WRITTEN REQUEST: Your task is to print every entry below exactly as given.

[Part of a data file]
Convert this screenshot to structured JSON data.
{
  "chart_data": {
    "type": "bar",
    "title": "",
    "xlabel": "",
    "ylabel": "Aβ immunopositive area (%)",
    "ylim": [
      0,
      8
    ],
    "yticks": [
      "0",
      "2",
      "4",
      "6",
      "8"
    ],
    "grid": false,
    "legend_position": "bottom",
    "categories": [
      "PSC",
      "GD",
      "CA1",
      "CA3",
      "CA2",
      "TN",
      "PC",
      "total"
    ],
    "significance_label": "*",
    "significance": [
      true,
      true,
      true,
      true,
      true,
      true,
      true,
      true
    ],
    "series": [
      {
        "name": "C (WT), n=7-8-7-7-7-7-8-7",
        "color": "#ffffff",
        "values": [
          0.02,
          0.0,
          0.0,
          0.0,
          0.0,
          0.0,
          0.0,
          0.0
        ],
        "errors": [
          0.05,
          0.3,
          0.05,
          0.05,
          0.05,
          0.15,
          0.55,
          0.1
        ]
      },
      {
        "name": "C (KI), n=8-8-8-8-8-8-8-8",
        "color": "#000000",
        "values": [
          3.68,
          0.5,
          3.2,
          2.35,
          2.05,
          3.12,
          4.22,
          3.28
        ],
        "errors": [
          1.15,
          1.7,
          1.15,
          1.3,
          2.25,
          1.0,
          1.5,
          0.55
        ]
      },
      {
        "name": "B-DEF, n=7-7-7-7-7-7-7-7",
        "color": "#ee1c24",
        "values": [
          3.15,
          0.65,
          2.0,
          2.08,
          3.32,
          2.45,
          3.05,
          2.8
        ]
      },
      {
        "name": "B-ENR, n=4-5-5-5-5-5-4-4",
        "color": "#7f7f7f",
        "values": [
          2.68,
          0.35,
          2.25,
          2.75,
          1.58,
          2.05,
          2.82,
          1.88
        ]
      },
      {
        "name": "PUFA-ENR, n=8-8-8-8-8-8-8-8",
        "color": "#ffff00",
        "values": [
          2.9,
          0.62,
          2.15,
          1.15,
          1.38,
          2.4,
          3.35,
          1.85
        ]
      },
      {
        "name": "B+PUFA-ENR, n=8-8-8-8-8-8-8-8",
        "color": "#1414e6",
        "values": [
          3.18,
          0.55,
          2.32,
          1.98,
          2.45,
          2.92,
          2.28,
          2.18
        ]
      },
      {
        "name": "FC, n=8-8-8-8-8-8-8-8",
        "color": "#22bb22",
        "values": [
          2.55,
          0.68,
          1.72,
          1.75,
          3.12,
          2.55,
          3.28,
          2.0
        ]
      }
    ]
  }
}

CORRECT OUTPUT:
Convert this screenshot to structured JSON data.
{
  "chart_data": {
    "type": "bar",
    "title": "",
    "xlabel": "",
    "ylabel": "Aβ immunopositive area (%)",
    "ylim": [
      0,
      8
    ],
    "yticks": [
      "0",
      "2",
      "4",
      "6",
      "8"
    ],
    "grid": false,
    "legend_position": "bottom",
    "categories": [
      "PSC",
      "GD",
      "CA1",
      "CA3",
      "CA2",
      "TN",
      "PC",
      "total"
    ],
    "significance_label": "*",
    "significance": [
      true,
      true,
      true,
      true,
      true,
      true,
      true,
      true
    ],
    "series": [
      {
        "name": "C (WT), n=7-8-7-7-7-7-8-7",
        "color": "#ffffff",
        "values": [
          0.02,
          0.0,
          0.0,
          0.0,
          0.0,
          0.0,
          0.0,
          0.0
        ],
        "errors": [
          0.05,
          0.3,
          0.05,
          0.05,
          0.05,
          0.15,
          0.55,
          0.1
        ]
      },
      {
        "name": "C (KI), n=8-8-8-8-8-8-8-8",
        "color": "#000000",
        "values": [
          3.68,
          0.5,
          3.2,
          2.35,
          2.05,
          3.12,
          4.22,
          3.28
        ],
        "errors": [
          1.15,
          1.7,
          1.15,
          1.3,
          2.25,
          1.0,
          1.5,
          0.55
        ]
      },
      {
        "name": "B-DEF, n=7-7-7-7-7-7-7-7",
        "color": "#ee1c24",
        "values": [
          3.15,
          0.65,
          2.0,
          2.08,
          3.32,
          2.45,
          3.05,
          2.8
        ]
      },
      {
        "name": "B-ENR, n=4-5-5-5-5-5-4-4",
        "color": "#7f7f7f",
        "values": [
          2.68,
          0.35,
          2.25,
          2.75,
          1.58,
          2.05,
          2.82,
          1.88
        ]
      },
      {
        "name": "PUFA-ENR, n=8-8-8-8-8-8-8-8",
        "color": "#ffff00",
        "values": [
          2.9,
          0.62,
          2.15,
          1.15,
          1.38,
          2.4,
          3.35,
          1.85
        ]
      },
      {
        "name": "B+PUFA-ENR, n=8-8-8-8-8-8-8-8",
        "color": "#1414e6",
        "values": [
          3.18,
          0.55,
          2.32,
          1.98,
          2.45,
          2.92,
          2.28,
          2.18
        ]
      },
      {
        "name": "FC, n=8-8-8-8-8-8-8-8",
        "color": "#22bb22",
        "values": [
          2.55,
          0.68,
          1.72,
          1.75,
          3.12,
          2.55,
          3.28,
          2.0
        ]
      }
    ]
  }
}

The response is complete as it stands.